> **RECORDS FOR THE TASK**:
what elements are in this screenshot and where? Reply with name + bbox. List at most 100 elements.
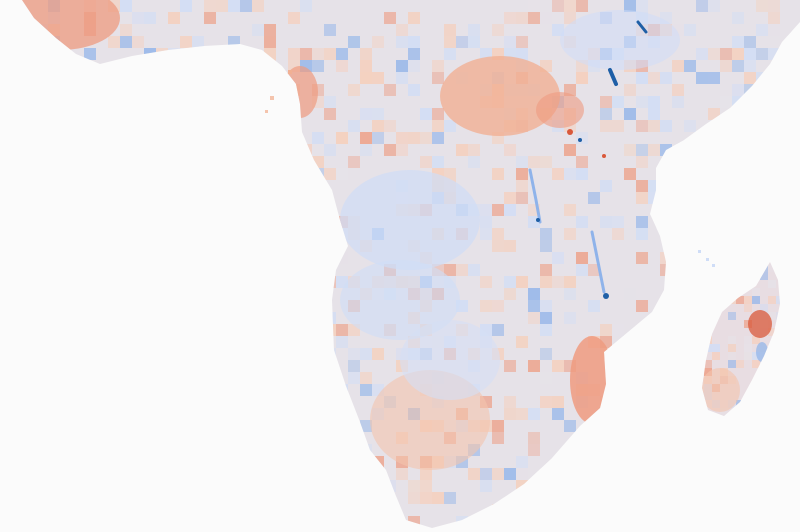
- africa-raster-cell-652: [492, 264, 504, 276]
- africa-raster-cell-380: [564, 144, 576, 156]
- africa-raster-cell-797: [492, 324, 504, 336]
- africa-raster-cell-1241: [444, 504, 456, 516]
- africa-raster-cell-95: [180, 36, 192, 48]
- africa-raster-cell-78: [552, 24, 564, 36]
- madagascar-hotspot: [748, 310, 772, 338]
- africa-raster-cell-346: [408, 132, 420, 144]
- africa-raster-cell-649: [456, 264, 468, 276]
- africa-raster-cell-1005: [528, 408, 540, 420]
- africa-raster-cell-36: [132, 12, 144, 24]
- island-3: [698, 250, 701, 253]
- africa-raster-cell-184: [744, 60, 756, 72]
- africa-raster-cell-887: [552, 360, 564, 372]
- africa-raster-cell-106: [444, 36, 456, 48]
- africa-raster-cell-85: [744, 24, 756, 36]
- africa-raster-cell-94: [168, 36, 180, 48]
- africa-raster-cell-1027: [360, 420, 372, 432]
- africa-raster-cell-524: [564, 204, 576, 216]
- cool-central-basin: [340, 170, 480, 270]
- africa-raster-cell-170: [408, 60, 420, 72]
- africa-raster-cell-168: [360, 60, 372, 72]
- madagascar-raster-cell-65: [744, 352, 752, 360]
- africa-raster-cell-625: [636, 252, 648, 264]
- madagascar-raster-cell-55: [752, 336, 760, 344]
- africa-raster-cell-324: [600, 120, 612, 132]
- africa-raster-cell-648: [444, 264, 456, 276]
- africa-raster-cell-148: [696, 48, 708, 60]
- madagascar-raster-cell-40: [768, 312, 776, 320]
- africa-raster-cell-131: [288, 48, 300, 60]
- africa-raster-cell-24: [624, 0, 636, 12]
- africa-raster-cell-16: [348, 0, 360, 12]
- africa-raster-cell-57: [780, 12, 792, 24]
- africa-raster-cell-520: [480, 204, 492, 216]
- africa-raster-cell-110: [516, 36, 528, 48]
- africa-raster-cell-469: [516, 180, 528, 192]
- africa-raster-cell-607: [624, 240, 636, 252]
- africa-raster-cell-101: [348, 36, 360, 48]
- africa-raster-cell-169: [396, 60, 408, 72]
- africa-raster-cell-683: [480, 276, 492, 288]
- madagascar-raster-cell-28: [752, 296, 760, 304]
- africa-raster-cell-604: [504, 240, 516, 252]
- africa-raster-cell-408: [468, 156, 480, 168]
- africa-raster-cell-353: [660, 132, 672, 144]
- africa-raster-cell-577: [480, 228, 492, 240]
- africa-raster-cell-685: [516, 276, 528, 288]
- africa-raster-cell-133: [312, 48, 324, 60]
- africa-raster-cell-238: [672, 84, 684, 96]
- africa-raster-cell-84: [684, 24, 696, 36]
- africa-raster-cell-771: [504, 312, 516, 324]
- africa-raster-cell-256: [588, 96, 600, 108]
- africa-raster-cell-117: [744, 36, 756, 48]
- africa-raster-cell-438: [336, 168, 348, 180]
- africa-raster-cell-1192: [480, 480, 492, 492]
- africa-raster-cell-653: [540, 264, 552, 276]
- africa-raster-cell-87: [768, 24, 780, 36]
- africa-raster-cell-25: [636, 0, 648, 12]
- africa-raster-cell-196: [360, 72, 372, 84]
- africa-raster-cell-583: [624, 228, 636, 240]
- africa-raster-cell-138: [444, 48, 456, 60]
- africa-raster-cell-828: [528, 336, 540, 348]
- africa-raster-cell-940: [360, 384, 372, 396]
- africa-raster-cell-96: [192, 36, 204, 48]
- africa-raster-cell-1034: [492, 420, 504, 432]
- africa-raster-cell-102: [372, 36, 384, 48]
- africa-raster-cell-86: [756, 24, 768, 36]
- africa-raster-cell-348: [432, 132, 444, 144]
- africa-raster-cell-885: [504, 360, 516, 372]
- africa-raster-cell-342: [336, 132, 348, 144]
- island-6: [288, 70, 292, 74]
- africa-raster-cell-1220: [444, 492, 456, 504]
- africa-raster-cell-18: [420, 0, 432, 12]
- anomaly-east-highland: [536, 92, 584, 128]
- africa-raster-cell-40: [288, 12, 300, 24]
- africa-raster-cell-315: [348, 120, 360, 132]
- africa-raster-cell-799: [564, 324, 576, 336]
- africa-raster-cell-381: [624, 144, 636, 156]
- africa-raster-cell-772: [528, 312, 540, 324]
- africa-raster-cell-798: [540, 324, 552, 336]
- africa-raster-cell-437: [324, 168, 336, 180]
- madagascar-raster-cell-59: [712, 344, 720, 352]
- africa-raster-cell-448: [624, 168, 636, 180]
- africa-raster-cell-283: [432, 108, 444, 120]
- africa-raster-cell-622: [552, 252, 564, 264]
- africa-raster-cell-470: [600, 180, 612, 192]
- africa-raster-cell-180: [672, 60, 684, 72]
- africa-raster-cell-46: [528, 12, 540, 24]
- africa-raster-cell-746: [540, 300, 552, 312]
- africa-raster-cell-150: [720, 48, 732, 60]
- africa-raster-cell-295: [672, 108, 684, 120]
- africa-raster-cell-251: [324, 96, 336, 108]
- lake-malawi: [590, 230, 606, 294]
- africa-raster-cell-105: [432, 36, 444, 48]
- lake-features: [528, 20, 648, 299]
- anomaly-central-east: [440, 56, 560, 136]
- africa-raster-cell-406: [432, 156, 444, 168]
- africa-raster-cell-1152: [396, 468, 408, 480]
- africa-raster-cell-378: [504, 144, 516, 156]
- africa-raster-cell-1217: [408, 492, 420, 504]
- africa-raster-cell-379: [528, 144, 540, 156]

> **SHORT EXERCISE**:
Find every line in the records above that contains the string "island", and copy each of those lines in full. Count a match only when the letter case is identical.

> **SOLUTION**:
- island-3: [698, 250, 701, 253]
- island-6: [288, 70, 292, 74]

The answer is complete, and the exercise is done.